## EXCERPTED DATA
* BEGIN *
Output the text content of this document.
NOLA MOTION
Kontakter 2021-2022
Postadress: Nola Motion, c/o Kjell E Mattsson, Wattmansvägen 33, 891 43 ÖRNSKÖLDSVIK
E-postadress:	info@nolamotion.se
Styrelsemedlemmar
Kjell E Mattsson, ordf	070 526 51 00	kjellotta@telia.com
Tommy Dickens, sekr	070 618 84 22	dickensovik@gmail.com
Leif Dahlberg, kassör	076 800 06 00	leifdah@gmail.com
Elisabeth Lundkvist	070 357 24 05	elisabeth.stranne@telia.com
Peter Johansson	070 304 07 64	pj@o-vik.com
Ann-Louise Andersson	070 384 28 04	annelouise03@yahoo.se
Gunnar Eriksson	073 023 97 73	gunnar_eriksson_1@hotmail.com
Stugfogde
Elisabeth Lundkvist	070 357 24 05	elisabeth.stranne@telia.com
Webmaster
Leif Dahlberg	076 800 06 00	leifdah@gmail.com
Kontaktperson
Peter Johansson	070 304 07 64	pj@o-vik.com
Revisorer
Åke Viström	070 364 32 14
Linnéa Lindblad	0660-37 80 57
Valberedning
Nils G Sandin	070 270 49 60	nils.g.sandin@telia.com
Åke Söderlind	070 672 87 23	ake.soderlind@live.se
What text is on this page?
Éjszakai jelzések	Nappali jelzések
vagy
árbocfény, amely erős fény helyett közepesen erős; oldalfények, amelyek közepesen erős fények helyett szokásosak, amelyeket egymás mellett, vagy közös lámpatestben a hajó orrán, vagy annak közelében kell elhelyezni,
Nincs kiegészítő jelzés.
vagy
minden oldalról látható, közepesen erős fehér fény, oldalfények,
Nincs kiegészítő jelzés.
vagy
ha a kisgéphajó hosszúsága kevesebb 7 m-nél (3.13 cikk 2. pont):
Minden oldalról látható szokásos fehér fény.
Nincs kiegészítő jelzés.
* END *
## YOUR TASK
Exactly as written above, please repeat the entries.

## OUTPUT FOR THIS TASK
Output the text content of this document.
NOLA MOTION
Kontakter 2021-2022
Postadress: Nola Motion, c/o Kjell E Mattsson, Wattmansvägen 33, 891 43 ÖRNSKÖLDSVIK
E-postadress:	info@nolamotion.se
Styrelsemedlemmar
Kjell E Mattsson, ordf	070 526 51 00	kjellotta@telia.com
Tommy Dickens, sekr	070 618 84 22	dickensovik@gmail.com
Leif Dahlberg, kassör	076 800 06 00	leifdah@gmail.com
Elisabeth Lundkvist	070 357 24 05	elisabeth.stranne@telia.com
Peter Johansson	070 304 07 64	pj@o-vik.com
Ann-Louise Andersson	070 384 28 04	annelouise03@yahoo.se
Gunnar Eriksson	073 023 97 73	gunnar_eriksson_1@hotmail.com
Stugfogde
Elisabeth Lundkvist	070 357 24 05	elisabeth.stranne@telia.com
Webmaster
Leif Dahlberg	076 800 06 00	leifdah@gmail.com
Kontaktperson
Peter Johansson	070 304 07 64	pj@o-vik.com
Revisorer
Åke Viström	070 364 32 14
Linnéa Lindblad	0660-37 80 57
Valberedning
Nils G Sandin	070 270 49 60	nils.g.sandin@telia.com
Åke Söderlind	070 672 87 23	ake.soderlind@live.se
What text is on this page?
Éjszakai jelzések	Nappali jelzések
vagy
árbocfény, amely erős fény helyett közepesen erős; oldalfények, amelyek közepesen erős fények helyett szokásosak, amelyeket egymás mellett, vagy közös lámpatestben a hajó orrán, vagy annak közelében kell elhelyezni,
Nincs kiegészítő jelzés.
vagy
minden oldalról látható, közepesen erős fehér fény, oldalfények,
Nincs kiegészítő jelzés.
vagy
ha a kisgéphajó hosszúsága kevesebb 7 m-nél (3.13 cikk 2. pont):
Minden oldalról látható szokásos fehér fény.
Nincs kiegészítő jelzés.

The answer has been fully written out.